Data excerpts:
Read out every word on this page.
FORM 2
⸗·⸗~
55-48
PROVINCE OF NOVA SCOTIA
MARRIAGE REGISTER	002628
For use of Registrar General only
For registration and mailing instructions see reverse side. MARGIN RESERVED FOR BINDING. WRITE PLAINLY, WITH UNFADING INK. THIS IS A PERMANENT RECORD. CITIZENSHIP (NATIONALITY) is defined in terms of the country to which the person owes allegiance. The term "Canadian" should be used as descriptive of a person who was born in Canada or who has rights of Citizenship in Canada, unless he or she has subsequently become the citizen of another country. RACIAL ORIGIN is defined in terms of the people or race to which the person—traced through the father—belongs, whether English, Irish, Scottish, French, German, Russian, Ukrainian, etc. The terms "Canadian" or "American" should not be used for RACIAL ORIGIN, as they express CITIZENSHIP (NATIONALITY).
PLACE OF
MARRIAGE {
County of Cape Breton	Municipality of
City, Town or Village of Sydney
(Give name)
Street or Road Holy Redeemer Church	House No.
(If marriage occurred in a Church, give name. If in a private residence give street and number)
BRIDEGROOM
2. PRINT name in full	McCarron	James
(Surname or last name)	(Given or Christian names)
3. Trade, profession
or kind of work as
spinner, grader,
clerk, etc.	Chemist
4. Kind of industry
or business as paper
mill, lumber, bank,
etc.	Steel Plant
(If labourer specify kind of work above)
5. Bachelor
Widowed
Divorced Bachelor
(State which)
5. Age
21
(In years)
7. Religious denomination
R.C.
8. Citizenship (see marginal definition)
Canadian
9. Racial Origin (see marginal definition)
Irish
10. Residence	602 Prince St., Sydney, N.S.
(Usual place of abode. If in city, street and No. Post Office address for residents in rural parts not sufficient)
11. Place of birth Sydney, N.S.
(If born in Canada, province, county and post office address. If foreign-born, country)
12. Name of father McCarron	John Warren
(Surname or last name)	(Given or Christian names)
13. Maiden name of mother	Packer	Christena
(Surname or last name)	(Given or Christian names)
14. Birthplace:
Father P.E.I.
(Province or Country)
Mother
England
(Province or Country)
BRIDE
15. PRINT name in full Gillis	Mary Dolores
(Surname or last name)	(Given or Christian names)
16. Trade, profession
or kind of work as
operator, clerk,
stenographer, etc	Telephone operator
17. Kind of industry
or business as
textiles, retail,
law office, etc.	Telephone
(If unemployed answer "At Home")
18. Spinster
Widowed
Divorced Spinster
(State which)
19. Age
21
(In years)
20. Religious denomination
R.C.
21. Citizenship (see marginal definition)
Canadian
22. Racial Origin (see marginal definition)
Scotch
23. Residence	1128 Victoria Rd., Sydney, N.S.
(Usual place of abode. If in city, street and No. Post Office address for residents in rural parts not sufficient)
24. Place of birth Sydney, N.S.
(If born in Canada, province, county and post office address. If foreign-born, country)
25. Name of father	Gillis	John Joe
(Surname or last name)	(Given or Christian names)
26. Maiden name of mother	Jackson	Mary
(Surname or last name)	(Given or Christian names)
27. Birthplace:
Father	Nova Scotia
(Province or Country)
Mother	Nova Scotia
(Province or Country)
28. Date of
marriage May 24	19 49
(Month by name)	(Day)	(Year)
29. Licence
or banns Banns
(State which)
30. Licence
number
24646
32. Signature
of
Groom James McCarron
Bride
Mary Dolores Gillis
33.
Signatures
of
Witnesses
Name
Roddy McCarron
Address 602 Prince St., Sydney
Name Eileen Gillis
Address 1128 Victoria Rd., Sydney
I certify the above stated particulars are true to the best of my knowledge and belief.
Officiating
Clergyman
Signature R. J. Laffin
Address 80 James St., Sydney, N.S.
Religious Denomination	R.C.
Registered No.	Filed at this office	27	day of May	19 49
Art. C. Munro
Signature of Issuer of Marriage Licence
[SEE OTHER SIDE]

— SET PROBLEM —
Reproduce every line of the listing above in which the string "number" appears.

— ANSWER IN FULL —
(If marriage occurred in a Church, give name. If in a private residence give street and number)
number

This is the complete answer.